(A block of data)
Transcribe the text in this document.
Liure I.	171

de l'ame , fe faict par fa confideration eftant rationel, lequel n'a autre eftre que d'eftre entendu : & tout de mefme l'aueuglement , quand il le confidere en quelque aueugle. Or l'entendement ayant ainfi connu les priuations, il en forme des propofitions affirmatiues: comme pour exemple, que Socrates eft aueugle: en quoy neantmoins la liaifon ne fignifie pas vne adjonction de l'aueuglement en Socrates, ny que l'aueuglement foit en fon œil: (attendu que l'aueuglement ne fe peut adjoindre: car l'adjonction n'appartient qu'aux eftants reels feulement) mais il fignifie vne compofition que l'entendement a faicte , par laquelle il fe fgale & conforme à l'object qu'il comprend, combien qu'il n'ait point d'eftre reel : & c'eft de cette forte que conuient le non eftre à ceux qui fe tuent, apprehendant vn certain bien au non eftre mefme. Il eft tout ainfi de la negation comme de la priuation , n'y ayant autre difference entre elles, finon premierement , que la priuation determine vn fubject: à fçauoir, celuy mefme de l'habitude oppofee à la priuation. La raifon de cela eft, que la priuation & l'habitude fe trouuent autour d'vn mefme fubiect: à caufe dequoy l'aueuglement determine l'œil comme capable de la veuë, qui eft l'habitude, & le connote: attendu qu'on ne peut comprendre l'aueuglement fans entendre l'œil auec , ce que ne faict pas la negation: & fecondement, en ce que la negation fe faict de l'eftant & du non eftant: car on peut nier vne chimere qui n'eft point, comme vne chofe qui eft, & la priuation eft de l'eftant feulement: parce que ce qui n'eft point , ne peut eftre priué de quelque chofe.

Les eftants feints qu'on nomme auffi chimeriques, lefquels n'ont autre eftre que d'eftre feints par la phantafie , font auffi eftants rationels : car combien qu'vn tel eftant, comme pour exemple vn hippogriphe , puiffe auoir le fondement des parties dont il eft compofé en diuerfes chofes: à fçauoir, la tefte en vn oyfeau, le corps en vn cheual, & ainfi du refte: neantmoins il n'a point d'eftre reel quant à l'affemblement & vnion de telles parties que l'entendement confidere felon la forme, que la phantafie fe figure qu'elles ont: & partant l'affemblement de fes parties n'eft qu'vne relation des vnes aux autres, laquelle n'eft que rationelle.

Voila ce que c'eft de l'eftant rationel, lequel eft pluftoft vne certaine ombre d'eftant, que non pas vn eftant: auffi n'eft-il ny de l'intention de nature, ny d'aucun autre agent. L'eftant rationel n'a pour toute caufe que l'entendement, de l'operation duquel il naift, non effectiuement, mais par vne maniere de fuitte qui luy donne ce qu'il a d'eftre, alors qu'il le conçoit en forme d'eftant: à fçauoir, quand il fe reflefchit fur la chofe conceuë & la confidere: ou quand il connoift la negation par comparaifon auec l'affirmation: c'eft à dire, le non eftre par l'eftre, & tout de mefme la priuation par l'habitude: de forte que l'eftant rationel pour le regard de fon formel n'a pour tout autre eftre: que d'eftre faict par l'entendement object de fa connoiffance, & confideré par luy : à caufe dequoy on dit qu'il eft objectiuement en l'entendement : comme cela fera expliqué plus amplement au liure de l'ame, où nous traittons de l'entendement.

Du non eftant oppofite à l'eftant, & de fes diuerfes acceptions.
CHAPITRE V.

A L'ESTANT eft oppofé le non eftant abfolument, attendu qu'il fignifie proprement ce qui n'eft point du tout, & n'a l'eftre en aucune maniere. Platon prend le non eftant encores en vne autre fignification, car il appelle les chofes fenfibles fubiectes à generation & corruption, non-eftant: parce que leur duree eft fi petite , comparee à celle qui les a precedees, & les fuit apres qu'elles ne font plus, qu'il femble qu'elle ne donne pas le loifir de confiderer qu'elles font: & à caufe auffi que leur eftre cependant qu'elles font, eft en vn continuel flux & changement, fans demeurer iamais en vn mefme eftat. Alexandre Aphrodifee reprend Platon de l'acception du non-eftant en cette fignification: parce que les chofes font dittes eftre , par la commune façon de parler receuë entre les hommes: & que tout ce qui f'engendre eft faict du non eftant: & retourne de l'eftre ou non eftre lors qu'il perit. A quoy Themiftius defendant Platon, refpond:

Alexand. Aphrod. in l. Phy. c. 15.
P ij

▸ **Aim**
Restate the whole of the material exactly.

▸ **The solution**
Transcribe the text in this document.
Liure I.	171

de l'ame , fe faict par fa confideration eftant rationel, lequel n'a autre eftre que d'eftre entendu : & tout de mefme l'aueuglement , quand il le confidere en quelque aueugle. Or l'entendement ayant ainfi connu les priuations, il en forme des propofitions affirmatiues: comme pour exemple, que Socrates eft aueugle: en quoy neantmoins la liaifon ne fignifie pas vne adjonction de l'aueuglement en Socrates, ny que l'aueuglement foit en fon œil: (attendu que l'aueuglement ne fe peut adjoindre: car l'adjonction n'appartient qu'aux eftants reels feulement) mais il fignifie vne compofition que l'entendement a faicte , par laquelle il fe fgale & conforme à l'object qu'il comprend, combien qu'il n'ait point d'eftre reel : & c'eft de cette forte que conuient le non eftre à ceux qui fe tuent, apprehendant vn certain bien au non eftre mefme. Il eft tout ainfi de la negation comme de la priuation , n'y ayant autre difference entre elles, finon premierement , que la priuation determine vn fubject: à fçauoir, celuy mefme de l'habitude oppofee à la priuation. La raifon de cela eft, que la priuation & l'habitude fe trouuent autour d'vn mefme fubiect: à caufe dequoy l'aueuglement determine l'œil comme capable de la veuë, qui eft l'habitude, & le connote: attendu qu'on ne peut comprendre l'aueuglement fans entendre l'œil auec , ce que ne faict pas la negation: & fecondement, en ce que la negation fe faict de l'eftant & du non eftant: car on peut nier vne chimere qui n'eft point, comme vne chofe qui eft, & la priuation eft de l'eftant feulement: parce que ce qui n'eft point , ne peut eftre priué de quelque chofe.

Les eftants feints qu'on nomme auffi chimeriques, lefquels n'ont autre eftre que d'eftre feints par la phantafie , font auffi eftants rationels : car combien qu'vn tel eftant, comme pour exemple vn hippogriphe , puiffe auoir le fondement des parties dont il eft compofé en diuerfes chofes: à fçauoir, la tefte en vn oyfeau, le corps en vn cheual, & ainfi du refte: neantmoins il n'a point d'eftre reel quant à l'affemblement & vnion de telles parties que l'entendement confidere felon la forme, que la phantafie fe figure qu'elles ont: & partant l'affemblement de fes parties n'eft qu'vne relation des vnes aux autres, laquelle n'eft que rationelle.

Voila ce que c'eft de l'eftant rationel, lequel eft pluftoft vne certaine ombre d'eftant, que non pas vn eftant: auffi n'eft-il ny de l'intention de nature, ny d'aucun autre agent. L'eftant rationel n'a pour toute caufe que l'entendement, de l'operation duquel il naift, non effectiuement, mais par vne maniere de fuitte qui luy donne ce qu'il a d'eftre, alors qu'il le conçoit en forme d'eftant: à fçauoir, quand il fe reflefchit fur la chofe conceuë & la confidere: ou quand il connoift la negation par comparaifon auec l'affirmation: c'eft à dire, le non eftre par l'eftre, & tout de mefme la priuation par l'habitude: de forte que l'eftant rationel pour le regard de fon formel n'a pour tout autre eftre: que d'eftre faict par l'entendement object de fa connoiffance, & confideré par luy : à caufe dequoy on dit qu'il eft objectiuement en l'entendement : comme cela fera expliqué plus amplement au liure de l'ame, où nous traittons de l'entendement.

Du non eftant oppofite à l'eftant, & de fes diuerfes acceptions.
CHAPITRE V.

A L'ESTANT eft oppofé le non eftant abfolument, attendu qu'il fignifie proprement ce qui n'eft point du tout, & n'a l'eftre en aucune maniere. Platon prend le non eftant encores en vne autre fignification, car il appelle les chofes fenfibles fubiectes à generation & corruption, non-eftant: parce que leur duree eft fi petite , comparee à celle qui les a precedees, & les fuit apres qu'elles ne font plus, qu'il femble qu'elle ne donne pas le loifir de confiderer qu'elles font: & à caufe auffi que leur eftre cependant qu'elles font, eft en vn continuel flux & changement, fans demeurer iamais en vn mefme eftat. Alexandre Aphrodifee reprend Platon de l'acception du non-eftant en cette fignification: parce que les chofes font dittes eftre , par la commune façon de parler receuë entre les hommes: & que tout ce qui f'engendre eft faict du non eftant: & retourne de l'eftre ou non eftre lors qu'il perit. A quoy Themiftius defendant Platon, refpond:

Alexand. Aphrod. in l. Phy. c. 15.
P ij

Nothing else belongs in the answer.